--- Dataset ---
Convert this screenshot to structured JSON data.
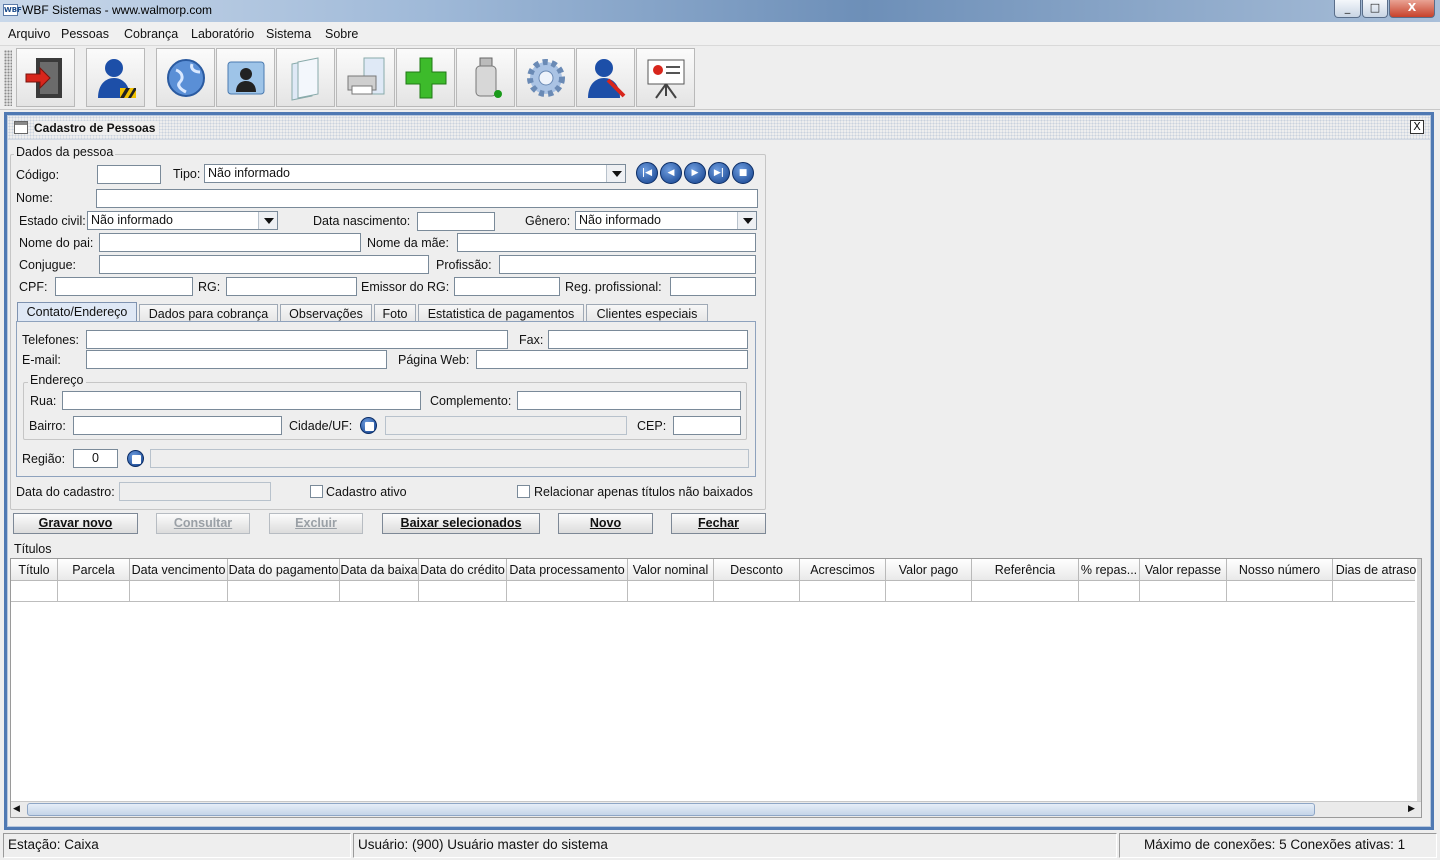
{
  "window": {
    "title": "WBF Sistemas - www.walmorp.com",
    "app_icon": "WBF",
    "minimize": "_",
    "maximize": "□",
    "close": "X"
  },
  "menu": [
    "Arquivo",
    "Pessoas",
    "Cobrança",
    "Laboratório",
    "Sistema",
    "Sobre"
  ],
  "toolbar": [
    "exit-icon",
    "person-user-icon",
    "globe-icon",
    "contact-card-icon",
    "documents-icon",
    "printer-icon",
    "plus-icon",
    "usb-drive-icon",
    "gear-icon",
    "user-tools-icon",
    "presentation-icon"
  ],
  "internal_frame": {
    "title": "Cadastro de Pessoas",
    "close": "X"
  },
  "dados": {
    "group_title": "Dados da pessoa",
    "codigo_label": "Código:",
    "codigo_value": "",
    "tipo_label": "Tipo:",
    "tipo_value": "Não informado",
    "nome_label": "Nome:",
    "estado_civil_label": "Estado civil:",
    "estado_civil_value": "Não informado",
    "data_nasc_label": "Data nascimento:",
    "genero_label": "Gênero:",
    "genero_value": "Não informado",
    "nome_pai_label": "Nome do pai:",
    "nome_mae_label": "Nome da mãe:",
    "conjugue_label": "Conjugue:",
    "profissao_label": "Profissão:",
    "cpf_label": "CPF:",
    "rg_label": "RG:",
    "emissor_label": "Emissor do RG:",
    "reg_prof_label": "Reg. profissional:"
  },
  "tabs": [
    "Contato/Endereço",
    "Dados para cobrança",
    "Observações",
    "Foto",
    "Estatistica de pagamentos",
    "Clientes especiais"
  ],
  "contato": {
    "telefones_label": "Telefones:",
    "fax_label": "Fax:",
    "email_label": "E-mail:",
    "pagina_label": "Página Web:",
    "endereco_title": "Endereço",
    "rua_label": "Rua:",
    "complemento_label": "Complemento:",
    "bairro_label": "Bairro:",
    "cidade_label": "Cidade/UF:",
    "cep_label": "CEP:",
    "regiao_label": "Região:",
    "regiao_value": "0"
  },
  "footer_fields": {
    "data_cadastro_label": "Data do cadastro:",
    "cadastro_ativo_label": "Cadastro ativo",
    "relacionar_label": "Relacionar apenas títulos não baixados"
  },
  "buttons": [
    "Gravar novo",
    "Consultar",
    "Excluir",
    "Baixar selecionados",
    "Novo",
    "Fechar"
  ],
  "titulos": {
    "title": "Títulos",
    "columns": [
      "Título",
      "Parcela",
      "Data vencimento",
      "Data do pagamento",
      "Data da baixa",
      "Data do crédito",
      "Data processamento",
      "Valor nominal",
      "Desconto",
      "Acrescimos",
      "Valor pago",
      "Referência",
      "% repas...",
      "Valor repasse",
      "Nosso número",
      "Dias de atraso"
    ]
  },
  "status": {
    "estacao": "Estação: Caixa",
    "usuario": "Usuário: (900) Usuário master do sistema",
    "conexoes": "Máximo de conexões: 5 Conexões ativas: 1"
  }
}
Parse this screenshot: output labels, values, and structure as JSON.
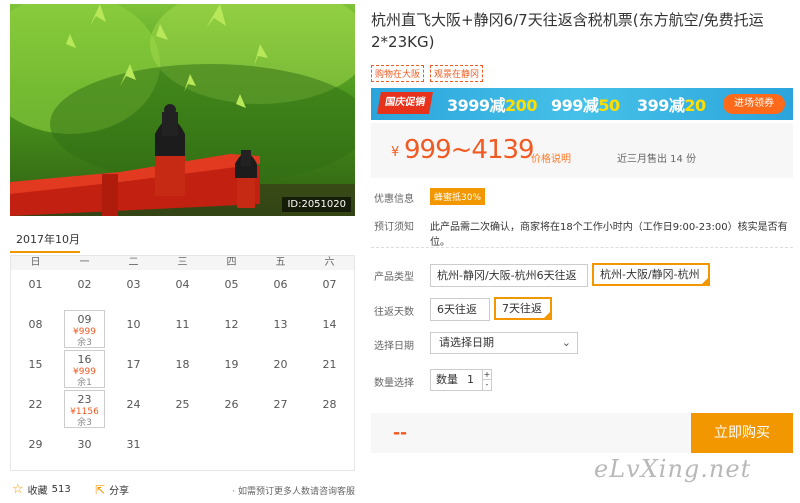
{
  "hero": {
    "id_label": "ID:2051020"
  },
  "calendar": {
    "month_label": "2017年10月",
    "weekdays": [
      "日",
      "一",
      "二",
      "三",
      "四",
      "五",
      "六"
    ],
    "days": [
      {
        "n": "01"
      },
      {
        "n": "02"
      },
      {
        "n": "03"
      },
      {
        "n": "04"
      },
      {
        "n": "05"
      },
      {
        "n": "06"
      },
      {
        "n": "07"
      },
      {
        "n": "08"
      },
      {
        "n": "09",
        "price": "¥999",
        "remain": "余3"
      },
      {
        "n": "10"
      },
      {
        "n": "11"
      },
      {
        "n": "12"
      },
      {
        "n": "13"
      },
      {
        "n": "14"
      },
      {
        "n": "15"
      },
      {
        "n": "16",
        "price": "¥999",
        "remain": "余1"
      },
      {
        "n": "17"
      },
      {
        "n": "18"
      },
      {
        "n": "19"
      },
      {
        "n": "20"
      },
      {
        "n": "21"
      },
      {
        "n": "22"
      },
      {
        "n": "23",
        "price": "¥1156",
        "remain": "余3"
      },
      {
        "n": "24"
      },
      {
        "n": "25"
      },
      {
        "n": "26"
      },
      {
        "n": "27"
      },
      {
        "n": "28"
      },
      {
        "n": "29"
      },
      {
        "n": "30"
      },
      {
        "n": "31"
      }
    ]
  },
  "actions": {
    "favorite_label": "收藏",
    "favorite_count": "513",
    "share_label": "分享",
    "note": "· 如需预订更多人数请咨询客服"
  },
  "product": {
    "title": "杭州直飞大阪+静冈6/7天往返含税机票(东方航空/免费托运2*23KG)",
    "tags": [
      "购物在大阪",
      "观景在静冈"
    ]
  },
  "banner": {
    "badge": "国庆促销",
    "deals": [
      {
        "base": "3999减",
        "off": "200"
      },
      {
        "base": "999减",
        "off": "50"
      },
      {
        "base": "399减",
        "off": "20"
      }
    ],
    "button": "进场领券"
  },
  "price": {
    "currency": "¥",
    "range": "999~4139",
    "explain_link": "价格说明",
    "sold": "近三月售出 14 份"
  },
  "info": {
    "promo_label": "优惠信息",
    "promo_tag": "蜂蜜抵30%",
    "notice_label": "预订须知",
    "notice_text": "此产品需二次确认，商家将在18个工作小时内（工作日9:00-23:00）核实是否有位。"
  },
  "options": {
    "type_label": "产品类型",
    "types": [
      "杭州-静冈/大阪-杭州6天往返",
      "杭州-大阪/静冈-杭州"
    ],
    "days_label": "往返天数",
    "days": [
      "6天往返",
      "7天往返"
    ],
    "date_label": "选择日期",
    "date_placeholder": "请选择日期",
    "qty_label": "数量选择",
    "qty_text": "数量",
    "qty_value": "1"
  },
  "buy": {
    "total": "--",
    "button": "立即购买"
  },
  "watermark": "eLvXing.net",
  "colors": {
    "accent": "#f39700",
    "price": "#f15a22",
    "banner": "#2ba4dc"
  }
}
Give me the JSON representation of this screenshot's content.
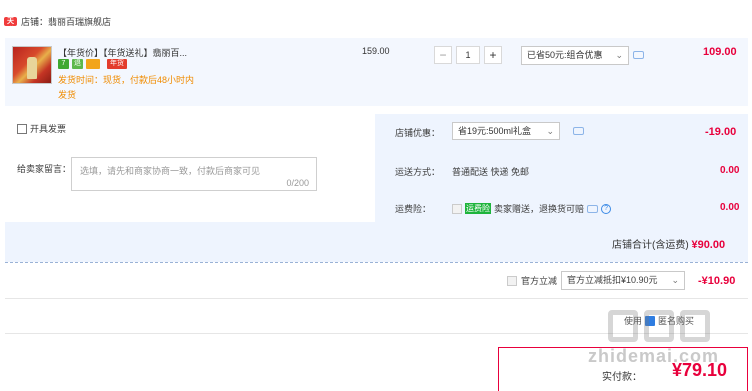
{
  "shop": {
    "icon": "shop-icon",
    "label": "店铺：翡丽百瑞旗舰店",
    "icon_text": "天猫"
  },
  "item": {
    "title": "【年货价】【年货送礼】翡丽百...",
    "badges": [
      "7",
      "退",
      "",
      "年货"
    ],
    "ship_note": "发货时间：现货，付款后48小时内发货",
    "unit_price": "159.00",
    "quantity": "1",
    "minus": "−",
    "plus": "+",
    "promo_select": "已省50元:组合优惠",
    "subtotal": "109.00"
  },
  "invoice": {
    "label": "开具发票"
  },
  "message": {
    "label": "给卖家留言：",
    "placeholder": "选填，请先和商家协商一致，付款后商家可见",
    "count": "0/200"
  },
  "store_discount": {
    "label": "店铺优惠：",
    "select": "省19元:500ml礼盒",
    "amount": "-19.00"
  },
  "shipping": {
    "label": "运送方式：",
    "value": "普通配送 快递 免邮",
    "amount": "0.00"
  },
  "insurance": {
    "label": "运费险：",
    "tag": "运费险",
    "text": "卖家赠送，退换货可赔",
    "help": "?",
    "amount": "0.00"
  },
  "store_total": {
    "label": "店铺合计(含运费)",
    "amount": "¥90.00"
  },
  "official": {
    "label": "官方立减",
    "select": "官方立减抵扣¥10.90元",
    "amount": "-¥10.90"
  },
  "anonymous": {
    "label": "匿名购买",
    "prefix": "使用"
  },
  "pay": {
    "label": "实付款：",
    "amount": "¥79.10"
  },
  "watermark": {
    "text": "zhidemai.com"
  }
}
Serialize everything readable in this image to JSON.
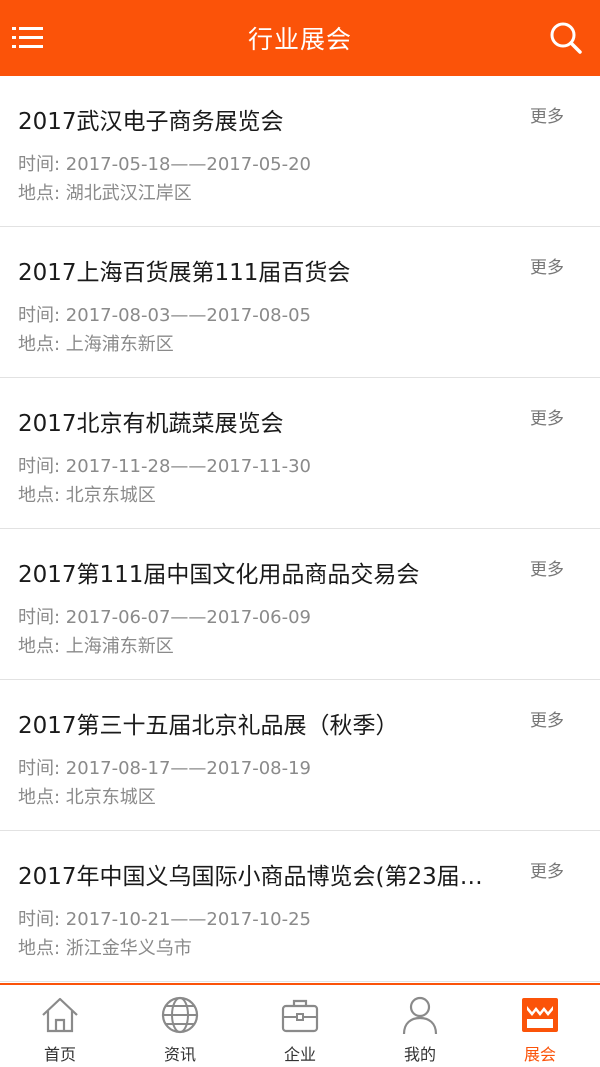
{
  "header": {
    "title": "行业展会",
    "menu_icon": "menu-icon",
    "search_icon": "search-icon",
    "bg_color": "#fb5309"
  },
  "exhibitions": [
    {
      "name": "2017武汉电子商务展览会",
      "more": "更多",
      "time": "时间: 2017-05-18——2017-05-20",
      "place": "地点: 湖北武汉江岸区"
    },
    {
      "name": "2017上海百货展第111届百货会",
      "more": "更多",
      "time": "时间: 2017-08-03——2017-08-05",
      "place": "地点: 上海浦东新区"
    },
    {
      "name": "2017北京有机蔬菜展览会",
      "more": "更多",
      "time": "时间: 2017-11-28——2017-11-30",
      "place": "地点: 北京东城区"
    },
    {
      "name": "2017第111届中国文化用品商品交易会",
      "more": "更多",
      "time": "时间: 2017-06-07——2017-06-09",
      "place": "地点: 上海浦东新区"
    },
    {
      "name": "2017第三十五届北京礼品展（秋季）",
      "more": "更多",
      "time": "时间: 2017-08-17——2017-08-19",
      "place": "地点: 北京东城区"
    },
    {
      "name": "2017年中国义乌国际小商品博览会(第23届…",
      "more": "更多",
      "time": "时间: 2017-10-21——2017-10-25",
      "place": "地点: 浙江金华义乌市"
    }
  ],
  "tabbar": {
    "tabs": [
      {
        "label": "首页",
        "icon": "home-icon"
      },
      {
        "label": "资讯",
        "icon": "globe-icon"
      },
      {
        "label": "企业",
        "icon": "briefcase-icon"
      },
      {
        "label": "我的",
        "icon": "user-icon"
      },
      {
        "label": "展会",
        "icon": "exhibition-icon"
      }
    ],
    "active_index": 4,
    "active_color": "#fb5309",
    "inactive_color": "#8a8a8a"
  }
}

--- What you have to do ---
Print exactly the span of lines that begins with the line containing "Serialize everything readable" and ends with the last line of the listing, with no pictures.

--- Worked answer ---
Serialize everything readable in this image to JSON.
{
  "header": {
    "title": "行业展会",
    "menu_icon": "menu-icon",
    "search_icon": "search-icon",
    "bg_color": "#fb5309"
  },
  "exhibitions": [
    {
      "name": "2017武汉电子商务展览会",
      "more": "更多",
      "time": "时间: 2017-05-18——2017-05-20",
      "place": "地点: 湖北武汉江岸区"
    },
    {
      "name": "2017上海百货展第111届百货会",
      "more": "更多",
      "time": "时间: 2017-08-03——2017-08-05",
      "place": "地点: 上海浦东新区"
    },
    {
      "name": "2017北京有机蔬菜展览会",
      "more": "更多",
      "time": "时间: 2017-11-28——2017-11-30",
      "place": "地点: 北京东城区"
    },
    {
      "name": "2017第111届中国文化用品商品交易会",
      "more": "更多",
      "time": "时间: 2017-06-07——2017-06-09",
      "place": "地点: 上海浦东新区"
    },
    {
      "name": "2017第三十五届北京礼品展（秋季）",
      "more": "更多",
      "time": "时间: 2017-08-17——2017-08-19",
      "place": "地点: 北京东城区"
    },
    {
      "name": "2017年中国义乌国际小商品博览会(第23届…",
      "more": "更多",
      "time": "时间: 2017-10-21——2017-10-25",
      "place": "地点: 浙江金华义乌市"
    }
  ],
  "tabbar": {
    "tabs": [
      {
        "label": "首页",
        "icon": "home-icon"
      },
      {
        "label": "资讯",
        "icon": "globe-icon"
      },
      {
        "label": "企业",
        "icon": "briefcase-icon"
      },
      {
        "label": "我的",
        "icon": "user-icon"
      },
      {
        "label": "展会",
        "icon": "exhibition-icon"
      }
    ],
    "active_index": 4,
    "active_color": "#fb5309",
    "inactive_color": "#8a8a8a"
  }
}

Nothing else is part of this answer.